::: The records
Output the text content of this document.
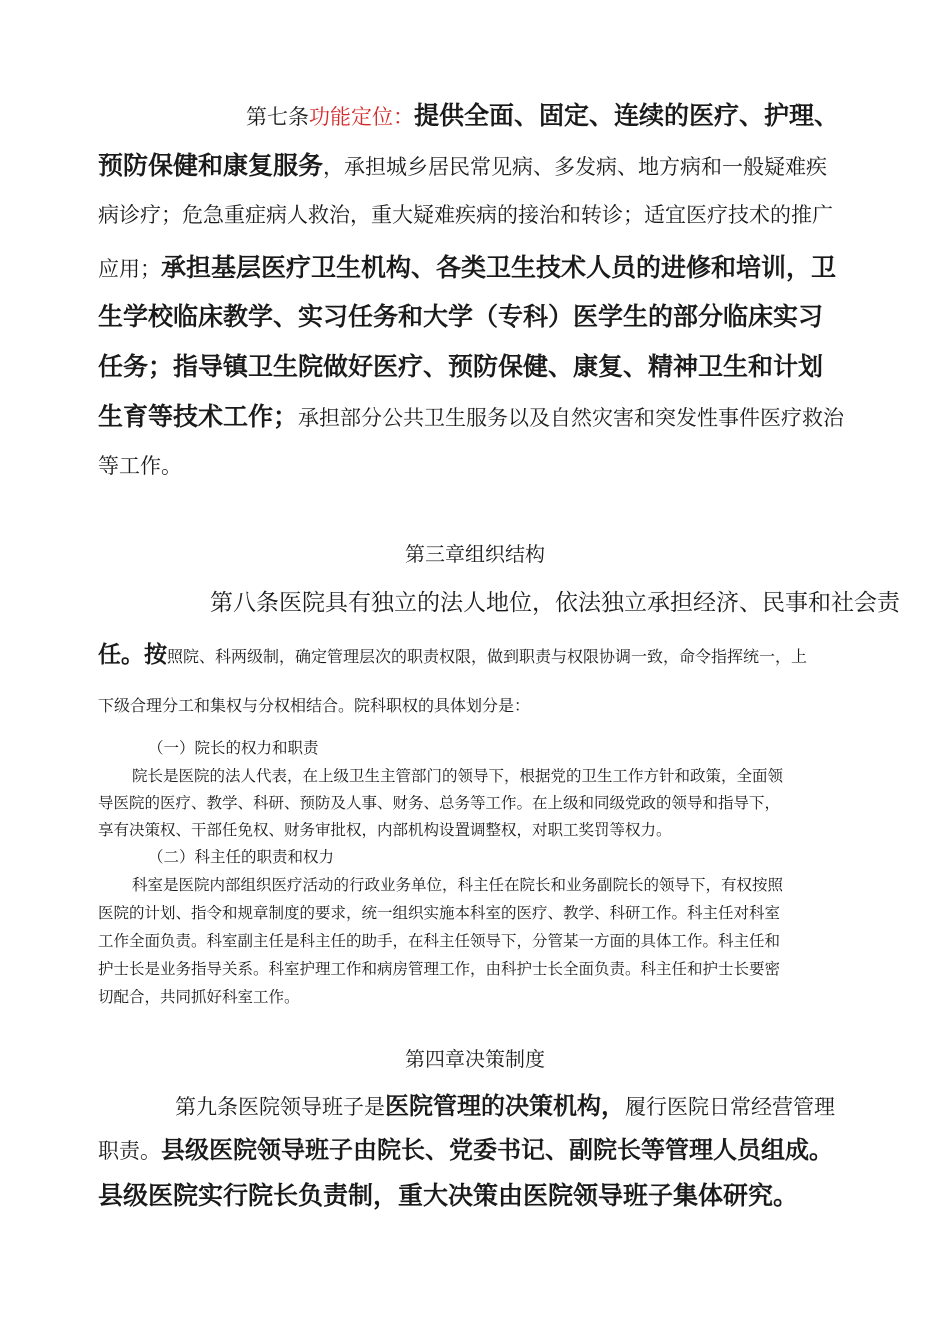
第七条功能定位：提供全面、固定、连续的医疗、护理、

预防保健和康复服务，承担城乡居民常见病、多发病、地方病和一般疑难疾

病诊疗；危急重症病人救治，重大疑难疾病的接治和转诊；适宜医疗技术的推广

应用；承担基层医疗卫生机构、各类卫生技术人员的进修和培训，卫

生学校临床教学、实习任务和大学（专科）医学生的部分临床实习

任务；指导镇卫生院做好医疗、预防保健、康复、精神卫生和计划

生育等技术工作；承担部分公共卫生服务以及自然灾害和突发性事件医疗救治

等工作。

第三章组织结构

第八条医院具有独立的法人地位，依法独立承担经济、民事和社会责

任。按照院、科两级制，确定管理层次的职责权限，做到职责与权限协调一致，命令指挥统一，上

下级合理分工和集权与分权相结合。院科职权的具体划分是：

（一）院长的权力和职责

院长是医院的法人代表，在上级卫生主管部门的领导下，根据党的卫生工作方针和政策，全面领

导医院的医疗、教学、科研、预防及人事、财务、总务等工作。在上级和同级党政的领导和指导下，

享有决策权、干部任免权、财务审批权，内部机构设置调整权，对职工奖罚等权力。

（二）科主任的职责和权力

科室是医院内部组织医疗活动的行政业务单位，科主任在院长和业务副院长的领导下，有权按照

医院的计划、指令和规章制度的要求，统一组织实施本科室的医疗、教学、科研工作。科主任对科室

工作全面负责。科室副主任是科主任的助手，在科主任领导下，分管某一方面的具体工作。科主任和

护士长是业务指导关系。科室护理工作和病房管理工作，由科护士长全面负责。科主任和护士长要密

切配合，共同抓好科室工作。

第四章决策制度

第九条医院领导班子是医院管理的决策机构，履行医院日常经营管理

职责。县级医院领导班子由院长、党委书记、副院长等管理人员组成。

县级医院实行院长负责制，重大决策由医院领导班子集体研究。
::::::
::: The records
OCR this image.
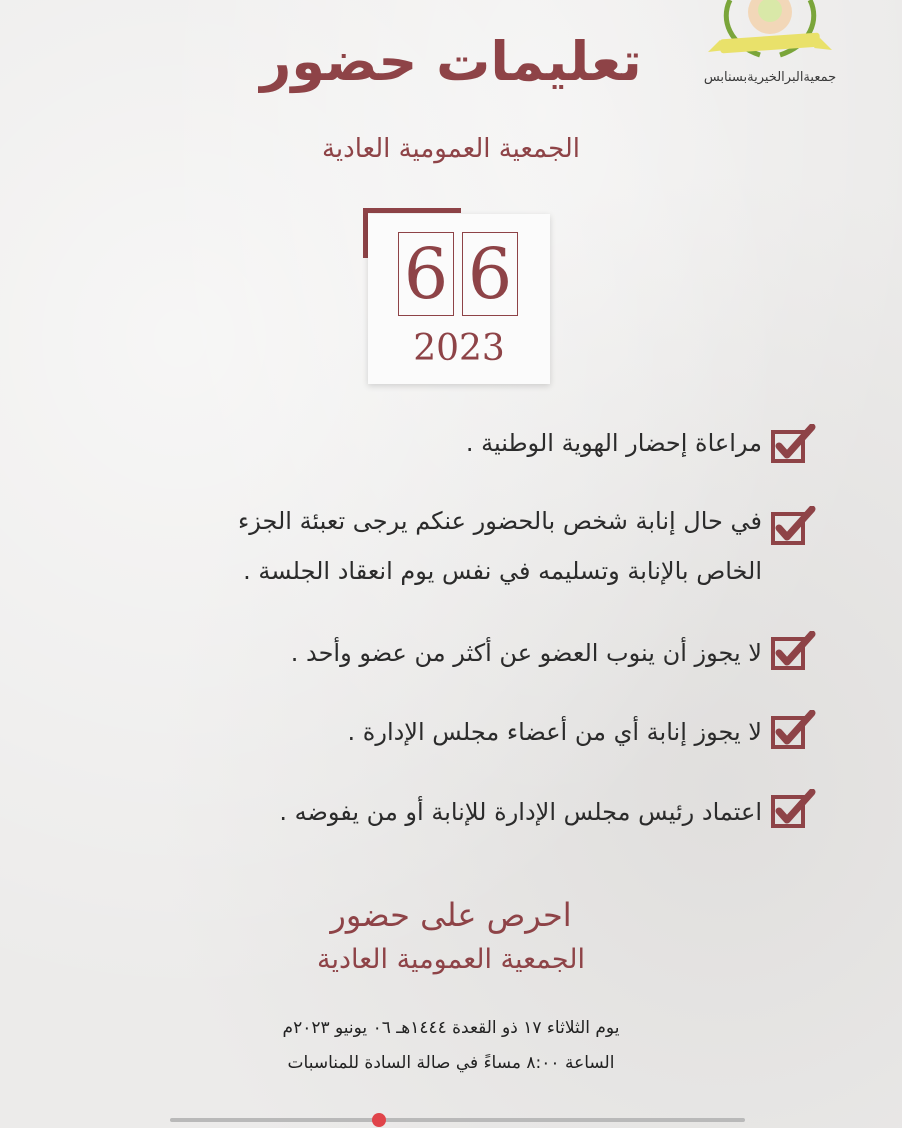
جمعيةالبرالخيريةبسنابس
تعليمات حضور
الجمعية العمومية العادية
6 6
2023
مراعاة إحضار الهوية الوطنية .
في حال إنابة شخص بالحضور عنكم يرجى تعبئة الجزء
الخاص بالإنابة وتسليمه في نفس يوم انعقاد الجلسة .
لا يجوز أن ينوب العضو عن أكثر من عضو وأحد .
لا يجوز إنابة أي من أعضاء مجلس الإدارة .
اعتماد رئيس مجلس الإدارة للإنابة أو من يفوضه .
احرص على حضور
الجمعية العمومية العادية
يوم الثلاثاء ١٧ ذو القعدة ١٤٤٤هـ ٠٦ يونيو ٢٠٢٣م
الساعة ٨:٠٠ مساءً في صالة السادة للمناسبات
::::::
Aim: Look over the listing. Pull out every line with the string "مجلس" in it.

Output below:
لا يجوز إنابة أي من أعضاء مجلس الإدارة .
اعتماد رئيس مجلس الإدارة للإنابة أو من يفوضه .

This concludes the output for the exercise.